### [TASK DIRECTIONS]
Keep only the lines of the listing that include the word "Stack", and copy them.

### [RAW DATA]
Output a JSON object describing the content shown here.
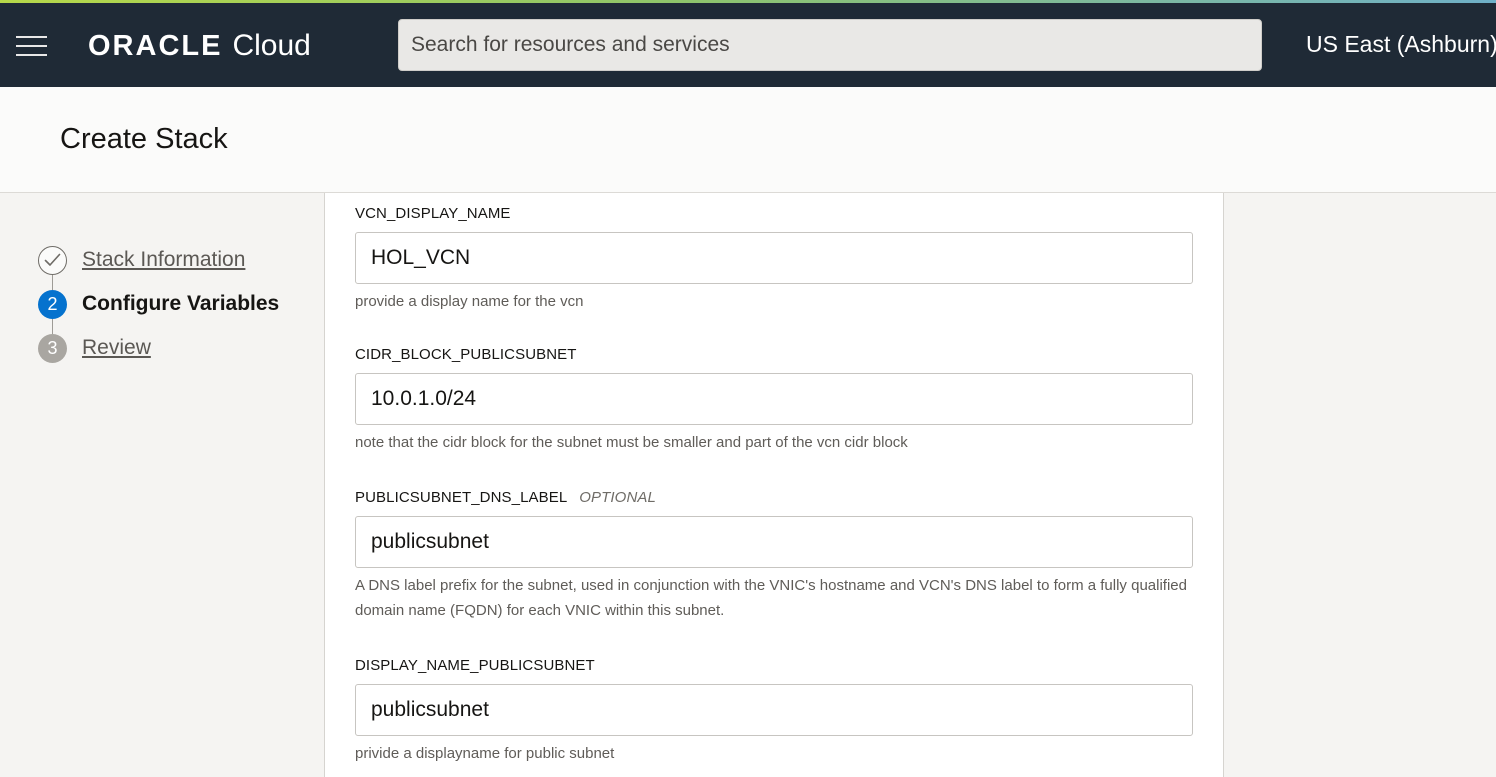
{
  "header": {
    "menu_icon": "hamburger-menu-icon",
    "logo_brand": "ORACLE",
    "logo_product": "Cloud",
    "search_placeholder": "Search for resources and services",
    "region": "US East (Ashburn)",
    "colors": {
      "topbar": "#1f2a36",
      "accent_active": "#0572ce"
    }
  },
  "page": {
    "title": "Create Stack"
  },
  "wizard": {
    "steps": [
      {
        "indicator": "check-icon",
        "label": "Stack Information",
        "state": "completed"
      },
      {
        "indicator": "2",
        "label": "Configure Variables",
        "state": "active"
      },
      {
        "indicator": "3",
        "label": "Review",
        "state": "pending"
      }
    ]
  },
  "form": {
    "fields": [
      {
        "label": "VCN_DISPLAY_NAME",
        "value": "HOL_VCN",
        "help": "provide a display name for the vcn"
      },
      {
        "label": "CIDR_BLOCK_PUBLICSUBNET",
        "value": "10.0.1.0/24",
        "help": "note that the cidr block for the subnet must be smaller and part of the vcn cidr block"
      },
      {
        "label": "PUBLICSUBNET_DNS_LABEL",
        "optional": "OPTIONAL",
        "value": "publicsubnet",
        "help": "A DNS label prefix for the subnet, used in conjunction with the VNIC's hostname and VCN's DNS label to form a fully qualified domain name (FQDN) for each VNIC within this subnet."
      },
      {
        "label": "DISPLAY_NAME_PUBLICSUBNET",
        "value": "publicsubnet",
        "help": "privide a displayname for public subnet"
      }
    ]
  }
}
* * *
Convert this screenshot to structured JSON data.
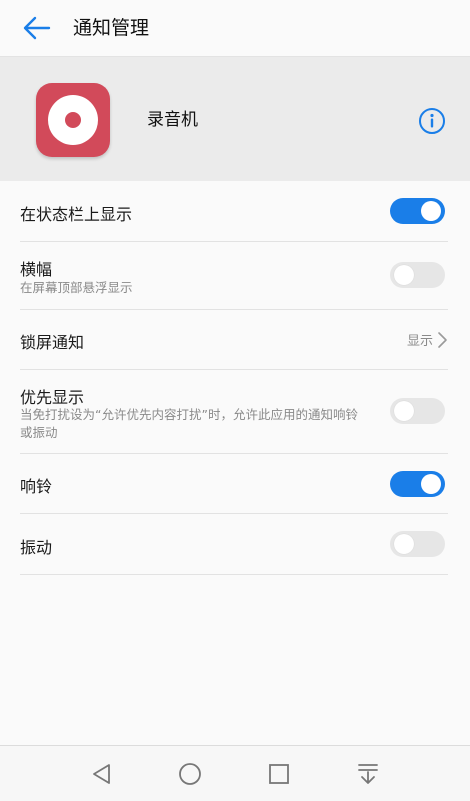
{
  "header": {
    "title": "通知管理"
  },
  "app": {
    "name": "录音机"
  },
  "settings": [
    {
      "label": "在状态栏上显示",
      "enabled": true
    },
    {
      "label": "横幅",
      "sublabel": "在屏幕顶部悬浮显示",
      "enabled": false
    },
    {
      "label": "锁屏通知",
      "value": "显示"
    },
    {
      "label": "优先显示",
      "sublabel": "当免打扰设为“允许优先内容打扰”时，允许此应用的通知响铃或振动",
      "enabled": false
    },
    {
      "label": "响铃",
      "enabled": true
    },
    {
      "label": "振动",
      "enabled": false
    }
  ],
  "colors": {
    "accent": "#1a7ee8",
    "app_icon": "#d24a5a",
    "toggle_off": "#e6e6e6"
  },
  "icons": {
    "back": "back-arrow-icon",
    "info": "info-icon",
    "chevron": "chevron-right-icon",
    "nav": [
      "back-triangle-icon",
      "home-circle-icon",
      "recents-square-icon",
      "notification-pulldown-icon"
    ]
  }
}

### [TASK RESULT]
    "title": "Create Stack"
        "label": "Stack Information",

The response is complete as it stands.